[TASK REQUIREMENTS] Output the data below in full, byte for byte. Nothing may differ.

[Dataset listings of figures]
::::::::::

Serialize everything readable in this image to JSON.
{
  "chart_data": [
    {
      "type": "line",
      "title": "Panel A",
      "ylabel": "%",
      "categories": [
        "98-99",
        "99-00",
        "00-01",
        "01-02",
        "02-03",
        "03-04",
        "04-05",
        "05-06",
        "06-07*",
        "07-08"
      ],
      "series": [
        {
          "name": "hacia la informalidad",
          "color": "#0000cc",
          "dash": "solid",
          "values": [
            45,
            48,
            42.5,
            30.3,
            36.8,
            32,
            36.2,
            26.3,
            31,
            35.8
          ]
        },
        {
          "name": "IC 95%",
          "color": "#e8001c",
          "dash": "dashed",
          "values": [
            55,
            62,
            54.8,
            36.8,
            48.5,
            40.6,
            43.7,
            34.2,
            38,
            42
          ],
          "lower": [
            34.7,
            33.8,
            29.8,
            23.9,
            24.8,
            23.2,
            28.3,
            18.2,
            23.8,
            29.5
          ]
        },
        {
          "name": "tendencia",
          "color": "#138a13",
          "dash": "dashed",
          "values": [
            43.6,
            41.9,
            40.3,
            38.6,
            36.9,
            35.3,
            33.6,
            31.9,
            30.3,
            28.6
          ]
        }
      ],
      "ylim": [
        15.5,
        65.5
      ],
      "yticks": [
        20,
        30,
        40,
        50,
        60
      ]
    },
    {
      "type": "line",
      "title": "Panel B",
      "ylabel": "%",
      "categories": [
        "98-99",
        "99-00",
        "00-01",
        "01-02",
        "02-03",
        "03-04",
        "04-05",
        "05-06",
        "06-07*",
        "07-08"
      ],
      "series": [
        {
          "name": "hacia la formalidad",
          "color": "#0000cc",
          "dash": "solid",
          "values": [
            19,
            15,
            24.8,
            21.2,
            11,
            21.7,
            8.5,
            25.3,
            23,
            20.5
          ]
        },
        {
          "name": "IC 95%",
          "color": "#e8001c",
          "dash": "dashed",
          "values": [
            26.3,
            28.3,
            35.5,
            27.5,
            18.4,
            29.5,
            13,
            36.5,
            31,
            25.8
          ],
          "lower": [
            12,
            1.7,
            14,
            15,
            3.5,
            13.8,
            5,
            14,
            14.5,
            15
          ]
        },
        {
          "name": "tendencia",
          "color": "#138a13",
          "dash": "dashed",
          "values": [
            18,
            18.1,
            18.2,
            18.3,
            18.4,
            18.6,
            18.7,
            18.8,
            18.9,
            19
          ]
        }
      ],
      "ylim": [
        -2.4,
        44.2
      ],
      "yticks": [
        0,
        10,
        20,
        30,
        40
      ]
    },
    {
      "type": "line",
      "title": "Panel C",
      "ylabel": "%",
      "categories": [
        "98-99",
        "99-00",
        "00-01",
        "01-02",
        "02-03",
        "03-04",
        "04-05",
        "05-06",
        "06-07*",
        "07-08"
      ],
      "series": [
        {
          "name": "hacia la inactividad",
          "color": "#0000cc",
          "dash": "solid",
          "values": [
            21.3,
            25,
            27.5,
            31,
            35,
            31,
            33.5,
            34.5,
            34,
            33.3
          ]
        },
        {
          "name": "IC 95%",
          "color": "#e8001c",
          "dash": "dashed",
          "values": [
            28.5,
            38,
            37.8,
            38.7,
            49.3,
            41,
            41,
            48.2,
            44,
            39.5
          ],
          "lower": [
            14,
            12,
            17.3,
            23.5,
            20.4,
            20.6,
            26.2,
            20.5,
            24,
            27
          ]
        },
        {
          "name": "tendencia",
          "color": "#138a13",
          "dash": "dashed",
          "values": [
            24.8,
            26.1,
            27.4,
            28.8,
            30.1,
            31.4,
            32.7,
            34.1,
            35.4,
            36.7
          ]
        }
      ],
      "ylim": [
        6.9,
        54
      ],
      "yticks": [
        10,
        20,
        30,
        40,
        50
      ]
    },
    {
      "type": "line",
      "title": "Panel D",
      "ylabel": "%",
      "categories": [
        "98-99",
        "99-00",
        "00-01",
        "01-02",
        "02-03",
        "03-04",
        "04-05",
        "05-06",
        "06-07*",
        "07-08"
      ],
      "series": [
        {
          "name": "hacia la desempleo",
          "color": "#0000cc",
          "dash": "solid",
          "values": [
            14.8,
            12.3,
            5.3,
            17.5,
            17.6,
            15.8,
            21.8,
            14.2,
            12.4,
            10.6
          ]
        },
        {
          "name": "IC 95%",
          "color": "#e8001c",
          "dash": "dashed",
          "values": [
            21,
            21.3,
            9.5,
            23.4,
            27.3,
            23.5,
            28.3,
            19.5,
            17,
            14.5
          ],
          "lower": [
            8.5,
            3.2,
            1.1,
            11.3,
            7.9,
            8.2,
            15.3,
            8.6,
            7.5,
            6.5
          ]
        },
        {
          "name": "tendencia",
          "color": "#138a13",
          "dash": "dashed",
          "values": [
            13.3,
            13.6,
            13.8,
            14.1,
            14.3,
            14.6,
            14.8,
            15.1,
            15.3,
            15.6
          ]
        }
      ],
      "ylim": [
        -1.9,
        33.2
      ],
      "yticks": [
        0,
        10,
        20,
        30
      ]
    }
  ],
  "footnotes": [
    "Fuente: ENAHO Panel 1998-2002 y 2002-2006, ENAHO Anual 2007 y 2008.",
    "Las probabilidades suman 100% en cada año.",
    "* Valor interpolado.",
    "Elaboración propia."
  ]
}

::::::::::

[EXERCISE RESULT]
Serialize everything readable in this image to JSON.
{
  "chart_data": [
    {
      "type": "line",
      "title": "Panel A",
      "ylabel": "%",
      "categories": [
        "98-99",
        "99-00",
        "00-01",
        "01-02",
        "02-03",
        "03-04",
        "04-05",
        "05-06",
        "06-07*",
        "07-08"
      ],
      "series": [
        {
          "name": "hacia la informalidad",
          "color": "#0000cc",
          "dash": "solid",
          "values": [
            45,
            48,
            42.5,
            30.3,
            36.8,
            32,
            36.2,
            26.3,
            31,
            35.8
          ]
        },
        {
          "name": "IC 95%",
          "color": "#e8001c",
          "dash": "dashed",
          "values": [
            55,
            62,
            54.8,
            36.8,
            48.5,
            40.6,
            43.7,
            34.2,
            38,
            42
          ],
          "lower": [
            34.7,
            33.8,
            29.8,
            23.9,
            24.8,
            23.2,
            28.3,
            18.2,
            23.8,
            29.5
          ]
        },
        {
          "name": "tendencia",
          "color": "#138a13",
          "dash": "dashed",
          "values": [
            43.6,
            41.9,
            40.3,
            38.6,
            36.9,
            35.3,
            33.6,
            31.9,
            30.3,
            28.6
          ]
        }
      ],
      "ylim": [
        15.5,
        65.5
      ],
      "yticks": [
        20,
        30,
        40,
        50,
        60
      ]
    },
    {
      "type": "line",
      "title": "Panel B",
      "ylabel": "%",
      "categories": [
        "98-99",
        "99-00",
        "00-01",
        "01-02",
        "02-03",
        "03-04",
        "04-05",
        "05-06",
        "06-07*",
        "07-08"
      ],
      "series": [
        {
          "name": "hacia la formalidad",
          "color": "#0000cc",
          "dash": "solid",
          "values": [
            19,
            15,
            24.8,
            21.2,
            11,
            21.7,
            8.5,
            25.3,
            23,
            20.5
          ]
        },
        {
          "name": "IC 95%",
          "color": "#e8001c",
          "dash": "dashed",
          "values": [
            26.3,
            28.3,
            35.5,
            27.5,
            18.4,
            29.5,
            13,
            36.5,
            31,
            25.8
          ],
          "lower": [
            12,
            1.7,
            14,
            15,
            3.5,
            13.8,
            5,
            14,
            14.5,
            15
          ]
        },
        {
          "name": "tendencia",
          "color": "#138a13",
          "dash": "dashed",
          "values": [
            18,
            18.1,
            18.2,
            18.3,
            18.4,
            18.6,
            18.7,
            18.8,
            18.9,
            19
          ]
        }
      ],
      "ylim": [
        -2.4,
        44.2
      ],
      "yticks": [
        0,
        10,
        20,
        30,
        40
      ]
    },
    {
      "type": "line",
      "title": "Panel C",
      "ylabel": "%",
      "categories": [
        "98-99",
        "99-00",
        "00-01",
        "01-02",
        "02-03",
        "03-04",
        "04-05",
        "05-06",
        "06-07*",
        "07-08"
      ],
      "series": [
        {
          "name": "hacia la inactividad",
          "color": "#0000cc",
          "dash": "solid",
          "values": [
            21.3,
            25,
            27.5,
            31,
            35,
            31,
            33.5,
            34.5,
            34,
            33.3
          ]
        },
        {
          "name": "IC 95%",
          "color": "#e8001c",
          "dash": "dashed",
          "values": [
            28.5,
            38,
            37.8,
            38.7,
            49.3,
            41,
            41,
            48.2,
            44,
            39.5
          ],
          "lower": [
            14,
            12,
            17.3,
            23.5,
            20.4,
            20.6,
            26.2,
            20.5,
            24,
            27
          ]
        },
        {
          "name": "tendencia",
          "color": "#138a13",
          "dash": "dashed",
          "values": [
            24.8,
            26.1,
            27.4,
            28.8,
            30.1,
            31.4,
            32.7,
            34.1,
            35.4,
            36.7
          ]
        }
      ],
      "ylim": [
        6.9,
        54
      ],
      "yticks": [
        10,
        20,
        30,
        40,
        50
      ]
    },
    {
      "type": "line",
      "title": "Panel D",
      "ylabel": "%",
      "categories": [
        "98-99",
        "99-00",
        "00-01",
        "01-02",
        "02-03",
        "03-04",
        "04-05",
        "05-06",
        "06-07*",
        "07-08"
      ],
      "series": [
        {
          "name": "hacia la desempleo",
          "color": "#0000cc",
          "dash": "solid",
          "values": [
            14.8,
            12.3,
            5.3,
            17.5,
            17.6,
            15.8,
            21.8,
            14.2,
            12.4,
            10.6
          ]
        },
        {
          "name": "IC 95%",
          "color": "#e8001c",
          "dash": "dashed",
          "values": [
            21,
            21.3,
            9.5,
            23.4,
            27.3,
            23.5,
            28.3,
            19.5,
            17,
            14.5
          ],
          "lower": [
            8.5,
            3.2,
            1.1,
            11.3,
            7.9,
            8.2,
            15.3,
            8.6,
            7.5,
            6.5
          ]
        },
        {
          "name": "tendencia",
          "color": "#138a13",
          "dash": "dashed",
          "values": [
            13.3,
            13.6,
            13.8,
            14.1,
            14.3,
            14.6,
            14.8,
            15.1,
            15.3,
            15.6
          ]
        }
      ],
      "ylim": [
        -1.9,
        33.2
      ],
      "yticks": [
        0,
        10,
        20,
        30
      ]
    }
  ],
  "footnotes": [
    "Fuente: ENAHO Panel 1998-2002 y 2002-2006, ENAHO Anual 2007 y 2008.",
    "Las probabilidades suman 100% en cada año.",
    "* Valor interpolado.",
    "Elaboración propia."
  ]
}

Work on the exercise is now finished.